(Figure collection entries)
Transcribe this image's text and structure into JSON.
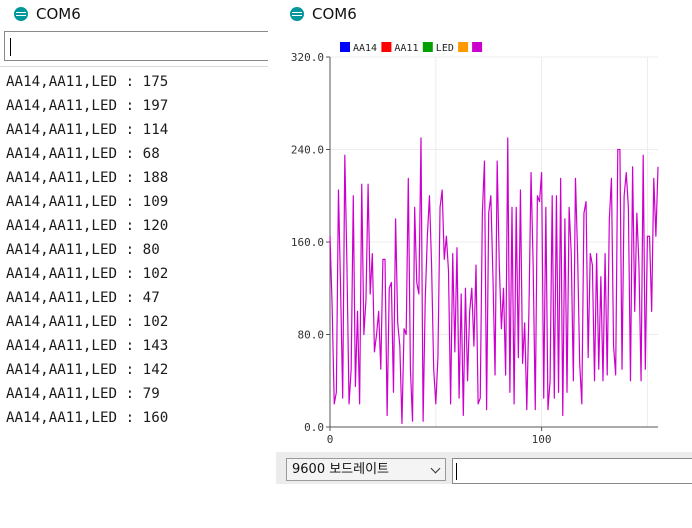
{
  "serial_monitor": {
    "title": "COM6",
    "lines": [
      "AA14,AA11,LED : 175",
      "AA14,AA11,LED : 197",
      "AA14,AA11,LED : 114",
      "AA14,AA11,LED : 68",
      "AA14,AA11,LED : 188",
      "AA14,AA11,LED : 109",
      "AA14,AA11,LED : 120",
      "AA14,AA11,LED : 80",
      "AA14,AA11,LED : 102",
      "AA14,AA11,LED : 47",
      "AA14,AA11,LED : 102",
      "AA14,AA11,LED : 143",
      "AA14,AA11,LED : 142",
      "AA14,AA11,LED : 79",
      "AA14,AA11,LED : 160"
    ]
  },
  "serial_plotter": {
    "title": "COM6",
    "baud_rate": "9600 보드레이트"
  },
  "chart_data": {
    "type": "line",
    "xlim": [
      0,
      155
    ],
    "ylim": [
      0,
      320
    ],
    "x_ticks": [
      "0",
      "100"
    ],
    "y_ticks": [
      "0.0",
      "80.0",
      "160.0",
      "240.0",
      "320.0"
    ],
    "grid": true,
    "legend_placement": "top-left",
    "legend": [
      {
        "label": "AA14",
        "color": "#0000ff"
      },
      {
        "label": "AA11",
        "color": "#ff0000"
      },
      {
        "label": "LED",
        "color": "#00a000"
      },
      {
        "label": "",
        "color": "#ff9900"
      },
      {
        "label": "",
        "color": "#cc00cc"
      }
    ],
    "series": [
      {
        "color": "#cc00cc",
        "x_start": 0,
        "values": [
          165,
          105,
          20,
          30,
          205,
          120,
          25,
          235,
          140,
          20,
          50,
          200,
          35,
          100,
          20,
          210,
          80,
          110,
          210,
          115,
          150,
          65,
          80,
          100,
          50,
          145,
          145,
          10,
          120,
          125,
          30,
          180,
          90,
          70,
          3,
          85,
          80,
          215,
          50,
          5,
          190,
          125,
          115,
          250,
          5,
          110,
          165,
          200,
          140,
          50,
          20,
          60,
          190,
          205,
          145,
          165,
          135,
          20,
          150,
          65,
          155,
          25,
          115,
          10,
          120,
          40,
          100,
          120,
          70,
          140,
          20,
          25,
          185,
          230,
          15,
          185,
          200,
          130,
          45,
          230,
          140,
          85,
          120,
          45,
          250,
          30,
          190,
          20,
          190,
          60,
          205,
          55,
          90,
          15,
          100,
          220,
          140,
          15,
          200,
          195,
          220,
          25,
          190,
          15,
          40,
          200,
          25,
          200,
          30,
          215,
          10,
          180,
          30,
          190,
          150,
          40,
          215,
          150,
          55,
          20,
          185,
          195,
          60,
          150,
          140,
          40,
          150,
          50,
          130,
          40,
          150,
          45,
          180,
          215,
          70,
          45,
          240,
          240,
          50,
          200,
          220,
          190,
          40,
          225,
          100,
          185,
          140,
          40,
          235,
          50,
          165,
          165,
          100,
          215,
          165,
          225
        ]
      }
    ]
  }
}
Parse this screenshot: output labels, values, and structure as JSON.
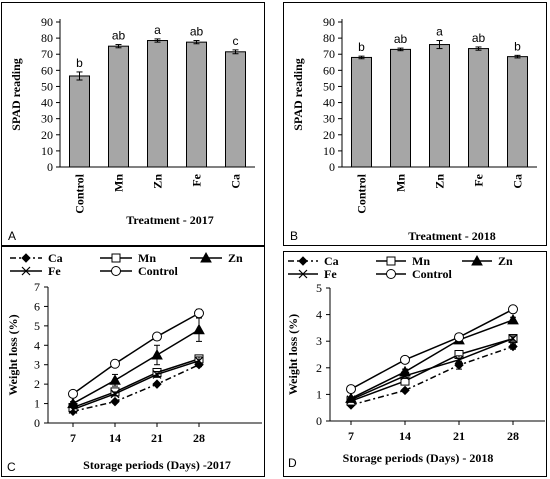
{
  "chart_data": [
    {
      "type": "bar",
      "panel_label": "A",
      "xlabel": "Treatment - 2017",
      "ylabel": "SPAD reading",
      "categories": [
        "Control",
        "Mn",
        "Zn",
        "Fe",
        "Ca"
      ],
      "values": [
        56.5,
        75,
        78.5,
        77.5,
        71.5
      ],
      "errors": [
        2.5,
        1,
        1,
        1,
        1.2
      ],
      "labels": [
        "b",
        "ab",
        "a",
        "ab",
        "c"
      ],
      "ylim": [
        0,
        90
      ],
      "yticks": [
        "0",
        "10",
        "20",
        "30",
        "40",
        "50",
        "60",
        "70",
        "80",
        "90"
      ],
      "bar_color": "#a6a6a6"
    },
    {
      "type": "bar",
      "panel_label": "B",
      "xlabel": "Treatment - 2018",
      "ylabel": "SPAD reading",
      "categories": [
        "Control",
        "Mn",
        "Zn",
        "Fe",
        "Ca"
      ],
      "values": [
        68,
        73,
        76,
        73.5,
        68.5
      ],
      "errors": [
        0.8,
        0.8,
        2.5,
        1,
        0.8
      ],
      "labels": [
        "b",
        "ab",
        "a",
        "ab",
        "b"
      ],
      "ylim": [
        0,
        90
      ],
      "yticks": [
        "0",
        "10",
        "20",
        "30",
        "40",
        "50",
        "60",
        "70",
        "80",
        "90"
      ],
      "bar_color": "#a6a6a6"
    },
    {
      "type": "line",
      "panel_label": "C",
      "xlabel": "Storage periods (Days) -2017",
      "ylabel": "Weight loss (%)",
      "categories": [
        "7",
        "14",
        "21",
        "28"
      ],
      "ylim": [
        0,
        7
      ],
      "yticks": [
        "0",
        "1",
        "2",
        "3",
        "4",
        "5",
        "6",
        "7"
      ],
      "series": [
        {
          "name": "Ca",
          "marker": "diamond",
          "dash": "dashdot",
          "values": [
            0.6,
            1.1,
            2.0,
            3.0
          ],
          "errors": [
            0,
            0,
            0,
            0.1
          ]
        },
        {
          "name": "Mn",
          "marker": "square",
          "dash": "solid",
          "values": [
            0.8,
            1.6,
            2.6,
            3.3
          ],
          "errors": [
            0.1,
            0.1,
            0.15,
            0.2
          ]
        },
        {
          "name": "Zn",
          "marker": "triangle",
          "dash": "solid",
          "values": [
            1.0,
            2.2,
            3.5,
            4.8
          ],
          "errors": [
            0.1,
            0.3,
            0.5,
            0.6
          ]
        },
        {
          "name": "Fe",
          "marker": "x",
          "dash": "solid",
          "values": [
            0.7,
            1.5,
            2.5,
            3.2
          ],
          "errors": [
            0.1,
            0.1,
            0.15,
            0.2
          ]
        },
        {
          "name": "Control",
          "marker": "circle",
          "dash": "solid",
          "values": [
            1.5,
            3.05,
            4.45,
            5.65
          ],
          "errors": [
            0.1,
            0.1,
            0.15,
            0.2
          ]
        }
      ]
    },
    {
      "type": "line",
      "panel_label": "D",
      "xlabel": "Storage periods (Days) - 2018",
      "ylabel": "Weight loss (%)",
      "categories": [
        "7",
        "14",
        "21",
        "28"
      ],
      "ylim": [
        0,
        5
      ],
      "yticks": [
        "0",
        "1",
        "2",
        "3",
        "4",
        "5"
      ],
      "series": [
        {
          "name": "Ca",
          "marker": "diamond",
          "dash": "dashdot",
          "values": [
            0.6,
            1.15,
            2.1,
            2.8
          ],
          "errors": [
            0.05,
            0.05,
            0.15,
            0.1
          ]
        },
        {
          "name": "Mn",
          "marker": "square",
          "dash": "solid",
          "values": [
            0.75,
            1.5,
            2.5,
            3.1
          ],
          "errors": [
            0.05,
            0.1,
            0.15,
            0.1
          ]
        },
        {
          "name": "Zn",
          "marker": "triangle",
          "dash": "solid",
          "values": [
            0.85,
            1.85,
            3.05,
            3.8
          ],
          "errors": [
            0.05,
            0.1,
            0.1,
            0.1
          ]
        },
        {
          "name": "Fe",
          "marker": "x",
          "dash": "solid",
          "values": [
            0.8,
            1.7,
            2.3,
            3.1
          ],
          "errors": [
            0.05,
            0.1,
            0.15,
            0.1
          ]
        },
        {
          "name": "Control",
          "marker": "circle",
          "dash": "solid",
          "values": [
            1.2,
            2.3,
            3.15,
            4.2
          ],
          "errors": [
            0.05,
            0.05,
            0.1,
            0.05
          ]
        }
      ]
    }
  ]
}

- [PROBLEM TO WORK ON]: Transcribe all of the entries word for word, but skip any pictures they contain.

- [REPLY TO THE TASK]:
Transcribe this image's text and structure into JSON.
{
  "serial_monitor": {
    "title": "COM6",
    "lines": [
      "AA14,AA11,LED : 175",
      "AA14,AA11,LED : 197",
      "AA14,AA11,LED : 114",
      "AA14,AA11,LED : 68",
      "AA14,AA11,LED : 188",
      "AA14,AA11,LED : 109",
      "AA14,AA11,LED : 120",
      "AA14,AA11,LED : 80",
      "AA14,AA11,LED : 102",
      "AA14,AA11,LED : 47",
      "AA14,AA11,LED : 102",
      "AA14,AA11,LED : 143",
      "AA14,AA11,LED : 142",
      "AA14,AA11,LED : 79",
      "AA14,AA11,LED : 160"
    ]
  },
  "serial_plotter": {
    "title": "COM6",
    "baud_rate": "9600 보드레이트"
  },
  "chart_data": {
    "type": "line",
    "xlim": [
      0,
      155
    ],
    "ylim": [
      0,
      320
    ],
    "x_ticks": [
      "0",
      "100"
    ],
    "y_ticks": [
      "0.0",
      "80.0",
      "160.0",
      "240.0",
      "320.0"
    ],
    "grid": true,
    "legend_placement": "top-left",
    "legend": [
      {
        "label": "AA14",
        "color": "#0000ff"
      },
      {
        "label": "AA11",
        "color": "#ff0000"
      },
      {
        "label": "LED",
        "color": "#00a000"
      },
      {
        "label": "",
        "color": "#ff9900"
      },
      {
        "label": "",
        "color": "#cc00cc"
      }
    ],
    "series": [
      {
        "color": "#cc00cc",
        "x_start": 0,
        "values": [
          165,
          105,
          20,
          30,
          205,
          120,
          25,
          235,
          140,
          20,
          50,
          200,
          35,
          100,
          20,
          210,
          80,
          110,
          210,
          115,
          150,
          65,
          80,
          100,
          50,
          145,
          145,
          10,
          120,
          125,
          30,
          180,
          90,
          70,
          3,
          85,
          80,
          215,
          50,
          5,
          190,
          125,
          115,
          250,
          5,
          110,
          165,
          200,
          140,
          50,
          20,
          60,
          190,
          205,
          145,
          165,
          135,
          20,
          150,
          65,
          155,
          25,
          115,
          10,
          120,
          40,
          100,
          120,
          70,
          140,
          20,
          25,
          185,
          230,
          15,
          185,
          200,
          130,
          45,
          230,
          140,
          85,
          120,
          45,
          250,
          30,
          190,
          20,
          190,
          60,
          205,
          55,
          90,
          15,
          100,
          220,
          140,
          15,
          200,
          195,
          220,
          25,
          190,
          15,
          40,
          200,
          25,
          200,
          30,
          215,
          10,
          180,
          30,
          190,
          150,
          40,
          215,
          150,
          55,
          20,
          185,
          195,
          60,
          150,
          140,
          40,
          150,
          50,
          130,
          40,
          150,
          45,
          180,
          215,
          70,
          45,
          240,
          240,
          50,
          200,
          220,
          190,
          40,
          225,
          100,
          185,
          140,
          40,
          235,
          50,
          165,
          165,
          100,
          215,
          165,
          225
        ]
      }
    ]
  }
}
Parse this screenshot: output labels, values, and structure as JSON.
{
  "chart_data": [
    {
      "type": "bar",
      "panel_label": "A",
      "xlabel": "Treatment - 2017",
      "ylabel": "SPAD reading",
      "categories": [
        "Control",
        "Mn",
        "Zn",
        "Fe",
        "Ca"
      ],
      "values": [
        56.5,
        75,
        78.5,
        77.5,
        71.5
      ],
      "errors": [
        2.5,
        1,
        1,
        1,
        1.2
      ],
      "labels": [
        "b",
        "ab",
        "a",
        "ab",
        "c"
      ],
      "ylim": [
        0,
        90
      ],
      "yticks": [
        "0",
        "10",
        "20",
        "30",
        "40",
        "50",
        "60",
        "70",
        "80",
        "90"
      ],
      "bar_color": "#a6a6a6"
    },
    {
      "type": "bar",
      "panel_label": "B",
      "xlabel": "Treatment - 2018",
      "ylabel": "SPAD reading",
      "categories": [
        "Control",
        "Mn",
        "Zn",
        "Fe",
        "Ca"
      ],
      "values": [
        68,
        73,
        76,
        73.5,
        68.5
      ],
      "errors": [
        0.8,
        0.8,
        2.5,
        1,
        0.8
      ],
      "labels": [
        "b",
        "ab",
        "a",
        "ab",
        "b"
      ],
      "ylim": [
        0,
        90
      ],
      "yticks": [
        "0",
        "10",
        "20",
        "30",
        "40",
        "50",
        "60",
        "70",
        "80",
        "90"
      ],
      "bar_color": "#a6a6a6"
    },
    {
      "type": "line",
      "panel_label": "C",
      "xlabel": "Storage periods (Days) -2017",
      "ylabel": "Weight loss (%)",
      "categories": [
        "7",
        "14",
        "21",
        "28"
      ],
      "ylim": [
        0,
        7
      ],
      "yticks": [
        "0",
        "1",
        "2",
        "3",
        "4",
        "5",
        "6",
        "7"
      ],
      "series": [
        {
          "name": "Ca",
          "marker": "diamond",
          "dash": "dashdot",
          "values": [
            0.6,
            1.1,
            2.0,
            3.0
          ],
          "errors": [
            0,
            0,
            0,
            0.1
          ]
        },
        {
          "name": "Mn",
          "marker": "square",
          "dash": "solid",
          "values": [
            0.8,
            1.6,
            2.6,
            3.3
          ],
          "errors": [
            0.1,
            0.1,
            0.15,
            0.2
          ]
        },
        {
          "name": "Zn",
          "marker": "triangle",
          "dash": "solid",
          "values": [
            1.0,
            2.2,
            3.5,
            4.8
          ],
          "errors": [
            0.1,
            0.3,
            0.5,
            0.6
          ]
        },
        {
          "name": "Fe",
          "marker": "x",
          "dash": "solid",
          "values": [
            0.7,
            1.5,
            2.5,
            3.2
          ],
          "errors": [
            0.1,
            0.1,
            0.15,
            0.2
          ]
        },
        {
          "name": "Control",
          "marker": "circle",
          "dash": "solid",
          "values": [
            1.5,
            3.05,
            4.45,
            5.65
          ],
          "errors": [
            0.1,
            0.1,
            0.15,
            0.2
          ]
        }
      ]
    },
    {
      "type": "line",
      "panel_label": "D",
      "xlabel": "Storage periods (Days) - 2018",
      "ylabel": "Weight loss (%)",
      "categories": [
        "7",
        "14",
        "21",
        "28"
      ],
      "ylim": [
        0,
        5
      ],
      "yticks": [
        "0",
        "1",
        "2",
        "3",
        "4",
        "5"
      ],
      "series": [
        {
          "name": "Ca",
          "marker": "diamond",
          "dash": "dashdot",
          "values": [
            0.6,
            1.15,
            2.1,
            2.8
          ],
          "errors": [
            0.05,
            0.05,
            0.15,
            0.1
          ]
        },
        {
          "name": "Mn",
          "marker": "square",
          "dash": "solid",
          "values": [
            0.75,
            1.5,
            2.5,
            3.1
          ],
          "errors": [
            0.05,
            0.1,
            0.15,
            0.1
          ]
        },
        {
          "name": "Zn",
          "marker": "triangle",
          "dash": "solid",
          "values": [
            0.85,
            1.85,
            3.05,
            3.8
          ],
          "errors": [
            0.05,
            0.1,
            0.1,
            0.1
          ]
        },
        {
          "name": "Fe",
          "marker": "x",
          "dash": "solid",
          "values": [
            0.8,
            1.7,
            2.3,
            3.1
          ],
          "errors": [
            0.05,
            0.1,
            0.15,
            0.1
          ]
        },
        {
          "name": "Control",
          "marker": "circle",
          "dash": "solid",
          "values": [
            1.2,
            2.3,
            3.15,
            4.2
          ],
          "errors": [
            0.05,
            0.05,
            0.1,
            0.05
          ]
        }
      ]
    }
  ]
}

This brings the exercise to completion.